» DATASET EXTRACT
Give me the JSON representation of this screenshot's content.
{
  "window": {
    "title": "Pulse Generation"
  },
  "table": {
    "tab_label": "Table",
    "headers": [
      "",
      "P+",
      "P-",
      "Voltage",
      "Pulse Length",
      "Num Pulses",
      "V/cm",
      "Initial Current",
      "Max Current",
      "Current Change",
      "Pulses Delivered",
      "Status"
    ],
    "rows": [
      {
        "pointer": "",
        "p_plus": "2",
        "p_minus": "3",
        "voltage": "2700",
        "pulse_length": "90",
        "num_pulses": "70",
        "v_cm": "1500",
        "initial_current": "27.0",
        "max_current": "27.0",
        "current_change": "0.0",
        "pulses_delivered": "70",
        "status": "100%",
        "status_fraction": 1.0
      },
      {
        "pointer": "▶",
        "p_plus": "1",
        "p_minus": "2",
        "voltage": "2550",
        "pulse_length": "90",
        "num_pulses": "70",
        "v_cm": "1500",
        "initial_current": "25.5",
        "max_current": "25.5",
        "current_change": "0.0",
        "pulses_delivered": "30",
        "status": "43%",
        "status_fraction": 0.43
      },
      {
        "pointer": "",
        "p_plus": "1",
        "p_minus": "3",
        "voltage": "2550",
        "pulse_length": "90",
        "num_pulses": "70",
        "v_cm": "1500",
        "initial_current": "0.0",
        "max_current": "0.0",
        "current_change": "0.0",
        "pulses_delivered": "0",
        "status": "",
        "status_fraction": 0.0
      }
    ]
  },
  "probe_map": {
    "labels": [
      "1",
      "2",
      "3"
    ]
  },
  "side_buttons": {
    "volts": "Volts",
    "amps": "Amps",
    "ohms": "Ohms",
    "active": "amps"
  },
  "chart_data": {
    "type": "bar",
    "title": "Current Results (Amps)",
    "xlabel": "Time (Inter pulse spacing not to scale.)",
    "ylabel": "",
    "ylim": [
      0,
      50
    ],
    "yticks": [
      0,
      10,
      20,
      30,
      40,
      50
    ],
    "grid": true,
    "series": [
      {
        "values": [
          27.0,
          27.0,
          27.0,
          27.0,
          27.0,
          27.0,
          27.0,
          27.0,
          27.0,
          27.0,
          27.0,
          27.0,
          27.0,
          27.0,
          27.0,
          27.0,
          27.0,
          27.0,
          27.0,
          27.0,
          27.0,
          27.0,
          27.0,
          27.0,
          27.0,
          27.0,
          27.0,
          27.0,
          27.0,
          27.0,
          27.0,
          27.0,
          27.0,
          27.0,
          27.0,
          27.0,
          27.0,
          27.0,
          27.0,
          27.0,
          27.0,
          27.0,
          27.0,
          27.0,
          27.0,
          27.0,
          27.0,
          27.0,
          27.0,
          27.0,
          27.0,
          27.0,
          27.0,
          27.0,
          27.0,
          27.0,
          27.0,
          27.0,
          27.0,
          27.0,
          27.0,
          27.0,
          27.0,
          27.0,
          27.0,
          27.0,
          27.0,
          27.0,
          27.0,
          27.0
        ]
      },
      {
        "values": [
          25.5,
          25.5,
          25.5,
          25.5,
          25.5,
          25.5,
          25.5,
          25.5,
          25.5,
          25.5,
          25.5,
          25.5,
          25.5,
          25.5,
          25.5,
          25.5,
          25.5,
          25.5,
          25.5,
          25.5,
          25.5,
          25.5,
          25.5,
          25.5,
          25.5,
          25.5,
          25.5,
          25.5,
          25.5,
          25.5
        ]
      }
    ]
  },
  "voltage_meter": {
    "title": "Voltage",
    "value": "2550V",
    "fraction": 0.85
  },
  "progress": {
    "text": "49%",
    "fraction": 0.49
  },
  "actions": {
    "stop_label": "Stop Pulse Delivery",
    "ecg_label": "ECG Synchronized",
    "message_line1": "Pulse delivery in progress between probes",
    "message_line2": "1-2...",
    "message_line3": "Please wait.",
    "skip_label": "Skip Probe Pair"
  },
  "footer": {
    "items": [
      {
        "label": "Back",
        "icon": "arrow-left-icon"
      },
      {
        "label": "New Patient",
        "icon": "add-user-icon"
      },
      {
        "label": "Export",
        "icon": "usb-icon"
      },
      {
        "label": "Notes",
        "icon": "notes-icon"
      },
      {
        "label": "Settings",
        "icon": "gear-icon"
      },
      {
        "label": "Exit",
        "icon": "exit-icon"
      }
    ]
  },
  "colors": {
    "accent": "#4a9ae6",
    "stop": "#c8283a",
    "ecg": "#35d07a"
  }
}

» DIRECTIONS
Take the listing above and set it down exactly.

» CORRECT OUTPUT
Give me the JSON representation of this screenshot's content.
{
  "window": {
    "title": "Pulse Generation"
  },
  "table": {
    "tab_label": "Table",
    "headers": [
      "",
      "P+",
      "P-",
      "Voltage",
      "Pulse Length",
      "Num Pulses",
      "V/cm",
      "Initial Current",
      "Max Current",
      "Current Change",
      "Pulses Delivered",
      "Status"
    ],
    "rows": [
      {
        "pointer": "",
        "p_plus": "2",
        "p_minus": "3",
        "voltage": "2700",
        "pulse_length": "90",
        "num_pulses": "70",
        "v_cm": "1500",
        "initial_current": "27.0",
        "max_current": "27.0",
        "current_change": "0.0",
        "pulses_delivered": "70",
        "status": "100%",
        "status_fraction": 1.0
      },
      {
        "pointer": "▶",
        "p_plus": "1",
        "p_minus": "2",
        "voltage": "2550",
        "pulse_length": "90",
        "num_pulses": "70",
        "v_cm": "1500",
        "initial_current": "25.5",
        "max_current": "25.5",
        "current_change": "0.0",
        "pulses_delivered": "30",
        "status": "43%",
        "status_fraction": 0.43
      },
      {
        "pointer": "",
        "p_plus": "1",
        "p_minus": "3",
        "voltage": "2550",
        "pulse_length": "90",
        "num_pulses": "70",
        "v_cm": "1500",
        "initial_current": "0.0",
        "max_current": "0.0",
        "current_change": "0.0",
        "pulses_delivered": "0",
        "status": "",
        "status_fraction": 0.0
      }
    ]
  },
  "probe_map": {
    "labels": [
      "1",
      "2",
      "3"
    ]
  },
  "side_buttons": {
    "volts": "Volts",
    "amps": "Amps",
    "ohms": "Ohms",
    "active": "amps"
  },
  "chart_data": {
    "type": "bar",
    "title": "Current Results (Amps)",
    "xlabel": "Time (Inter pulse spacing not to scale.)",
    "ylabel": "",
    "ylim": [
      0,
      50
    ],
    "yticks": [
      0,
      10,
      20,
      30,
      40,
      50
    ],
    "grid": true,
    "series": [
      {
        "values": [
          27.0,
          27.0,
          27.0,
          27.0,
          27.0,
          27.0,
          27.0,
          27.0,
          27.0,
          27.0,
          27.0,
          27.0,
          27.0,
          27.0,
          27.0,
          27.0,
          27.0,
          27.0,
          27.0,
          27.0,
          27.0,
          27.0,
          27.0,
          27.0,
          27.0,
          27.0,
          27.0,
          27.0,
          27.0,
          27.0,
          27.0,
          27.0,
          27.0,
          27.0,
          27.0,
          27.0,
          27.0,
          27.0,
          27.0,
          27.0,
          27.0,
          27.0,
          27.0,
          27.0,
          27.0,
          27.0,
          27.0,
          27.0,
          27.0,
          27.0,
          27.0,
          27.0,
          27.0,
          27.0,
          27.0,
          27.0,
          27.0,
          27.0,
          27.0,
          27.0,
          27.0,
          27.0,
          27.0,
          27.0,
          27.0,
          27.0,
          27.0,
          27.0,
          27.0,
          27.0
        ]
      },
      {
        "values": [
          25.5,
          25.5,
          25.5,
          25.5,
          25.5,
          25.5,
          25.5,
          25.5,
          25.5,
          25.5,
          25.5,
          25.5,
          25.5,
          25.5,
          25.5,
          25.5,
          25.5,
          25.5,
          25.5,
          25.5,
          25.5,
          25.5,
          25.5,
          25.5,
          25.5,
          25.5,
          25.5,
          25.5,
          25.5,
          25.5
        ]
      }
    ]
  },
  "voltage_meter": {
    "title": "Voltage",
    "value": "2550V",
    "fraction": 0.85
  },
  "progress": {
    "text": "49%",
    "fraction": 0.49
  },
  "actions": {
    "stop_label": "Stop Pulse Delivery",
    "ecg_label": "ECG Synchronized",
    "message_line1": "Pulse delivery in progress between probes",
    "message_line2": "1-2...",
    "message_line3": "Please wait.",
    "skip_label": "Skip Probe Pair"
  },
  "footer": {
    "items": [
      {
        "label": "Back",
        "icon": "arrow-left-icon"
      },
      {
        "label": "New Patient",
        "icon": "add-user-icon"
      },
      {
        "label": "Export",
        "icon": "usb-icon"
      },
      {
        "label": "Notes",
        "icon": "notes-icon"
      },
      {
        "label": "Settings",
        "icon": "gear-icon"
      },
      {
        "label": "Exit",
        "icon": "exit-icon"
      }
    ]
  },
  "colors": {
    "accent": "#4a9ae6",
    "stop": "#c8283a",
    "ecg": "#35d07a"
  }
}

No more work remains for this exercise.